------ RECORDS PROVIDED

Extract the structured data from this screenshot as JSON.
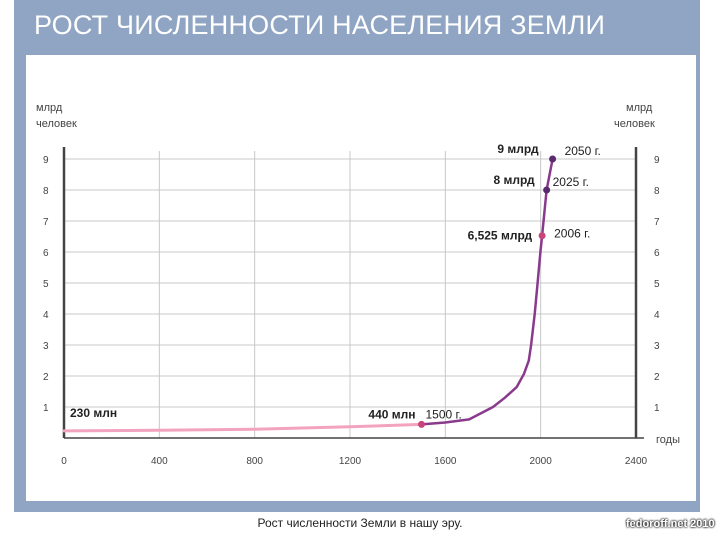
{
  "slide": {
    "title": "РОСТ ЧИСЛЕННОСТИ НАСЕЛЕНИЯ ЗЕМЛИ",
    "caption": "Рост численности Земли в нашу эру.",
    "watermark": "fedoroff.net 2010"
  },
  "colors": {
    "frame": "#8fa5c3",
    "early_line": "#f2a3bf",
    "late_line": "#8a3a8c",
    "marker_pink": "#c8447a",
    "marker_purple": "#5a2a6e",
    "grid": "#c8c8c8"
  },
  "chart_data": {
    "type": "line",
    "title": "",
    "ylabel_left": "млрд человек",
    "ylabel_right": "млрд человек",
    "xlabel": "годы",
    "xlim": [
      0,
      2400
    ],
    "ylim": [
      0,
      9
    ],
    "x_ticks": [
      "0",
      "400",
      "800",
      "1200",
      "1600",
      "2000",
      "2400"
    ],
    "y_ticks": [
      "1",
      "2",
      "3",
      "4",
      "5",
      "6",
      "7",
      "8",
      "9"
    ],
    "grid": true,
    "series": [
      {
        "values": [
          {
            "x": 0,
            "y": 0.23
          },
          {
            "x": 400,
            "y": 0.25
          },
          {
            "x": 800,
            "y": 0.28
          },
          {
            "x": 1200,
            "y": 0.36
          },
          {
            "x": 1500,
            "y": 0.44
          },
          {
            "x": 1600,
            "y": 0.5
          },
          {
            "x": 1700,
            "y": 0.6
          },
          {
            "x": 1800,
            "y": 1.0
          },
          {
            "x": 1850,
            "y": 1.3
          },
          {
            "x": 1900,
            "y": 1.65
          },
          {
            "x": 1930,
            "y": 2.07
          },
          {
            "x": 1950,
            "y": 2.5
          },
          {
            "x": 1960,
            "y": 3.0
          },
          {
            "x": 1975,
            "y": 4.0
          },
          {
            "x": 1987,
            "y": 5.0
          },
          {
            "x": 1999,
            "y": 6.0
          },
          {
            "x": 2006,
            "y": 6.525
          },
          {
            "x": 2025,
            "y": 8.0
          },
          {
            "x": 2050,
            "y": 9.0
          }
        ]
      }
    ],
    "annotations": [
      {
        "x": 0,
        "y": 0.23,
        "value_label": "230 млн",
        "year_label": "",
        "style": "pink"
      },
      {
        "x": 1500,
        "y": 0.44,
        "value_label": "440 млн",
        "year_label": "1500 г.",
        "style": "pink"
      },
      {
        "x": 2006,
        "y": 6.525,
        "value_label": "6,525 млрд",
        "year_label": "2006 г.",
        "style": "pink"
      },
      {
        "x": 2025,
        "y": 8.0,
        "value_label": "8 млрд",
        "year_label": "2025 г.",
        "style": "purple"
      },
      {
        "x": 2050,
        "y": 9.0,
        "value_label": "9 млрд",
        "year_label": "2050 г.",
        "style": "purple"
      }
    ]
  }
}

------------

#### [STATED TASK]
Return all of the entries exactly as written, but drop any pictures they hold.

#### [ANSWER TO THIS TASK]
Extract the structured data from this screenshot as JSON.
{
  "slide": {
    "title": "РОСТ ЧИСЛЕННОСТИ НАСЕЛЕНИЯ ЗЕМЛИ",
    "caption": "Рост численности Земли в нашу эру.",
    "watermark": "fedoroff.net 2010"
  },
  "colors": {
    "frame": "#8fa5c3",
    "early_line": "#f2a3bf",
    "late_line": "#8a3a8c",
    "marker_pink": "#c8447a",
    "marker_purple": "#5a2a6e",
    "grid": "#c8c8c8"
  },
  "chart_data": {
    "type": "line",
    "title": "",
    "ylabel_left": "млрд человек",
    "ylabel_right": "млрд человек",
    "xlabel": "годы",
    "xlim": [
      0,
      2400
    ],
    "ylim": [
      0,
      9
    ],
    "x_ticks": [
      "0",
      "400",
      "800",
      "1200",
      "1600",
      "2000",
      "2400"
    ],
    "y_ticks": [
      "1",
      "2",
      "3",
      "4",
      "5",
      "6",
      "7",
      "8",
      "9"
    ],
    "grid": true,
    "series": [
      {
        "values": [
          {
            "x": 0,
            "y": 0.23
          },
          {
            "x": 400,
            "y": 0.25
          },
          {
            "x": 800,
            "y": 0.28
          },
          {
            "x": 1200,
            "y": 0.36
          },
          {
            "x": 1500,
            "y": 0.44
          },
          {
            "x": 1600,
            "y": 0.5
          },
          {
            "x": 1700,
            "y": 0.6
          },
          {
            "x": 1800,
            "y": 1.0
          },
          {
            "x": 1850,
            "y": 1.3
          },
          {
            "x": 1900,
            "y": 1.65
          },
          {
            "x": 1930,
            "y": 2.07
          },
          {
            "x": 1950,
            "y": 2.5
          },
          {
            "x": 1960,
            "y": 3.0
          },
          {
            "x": 1975,
            "y": 4.0
          },
          {
            "x": 1987,
            "y": 5.0
          },
          {
            "x": 1999,
            "y": 6.0
          },
          {
            "x": 2006,
            "y": 6.525
          },
          {
            "x": 2025,
            "y": 8.0
          },
          {
            "x": 2050,
            "y": 9.0
          }
        ]
      }
    ],
    "annotations": [
      {
        "x": 0,
        "y": 0.23,
        "value_label": "230 млн",
        "year_label": "",
        "style": "pink"
      },
      {
        "x": 1500,
        "y": 0.44,
        "value_label": "440 млн",
        "year_label": "1500 г.",
        "style": "pink"
      },
      {
        "x": 2006,
        "y": 6.525,
        "value_label": "6,525 млрд",
        "year_label": "2006 г.",
        "style": "pink"
      },
      {
        "x": 2025,
        "y": 8.0,
        "value_label": "8 млрд",
        "year_label": "2025 г.",
        "style": "purple"
      },
      {
        "x": 2050,
        "y": 9.0,
        "value_label": "9 млрд",
        "year_label": "2050 г.",
        "style": "purple"
      }
    ]
  }
}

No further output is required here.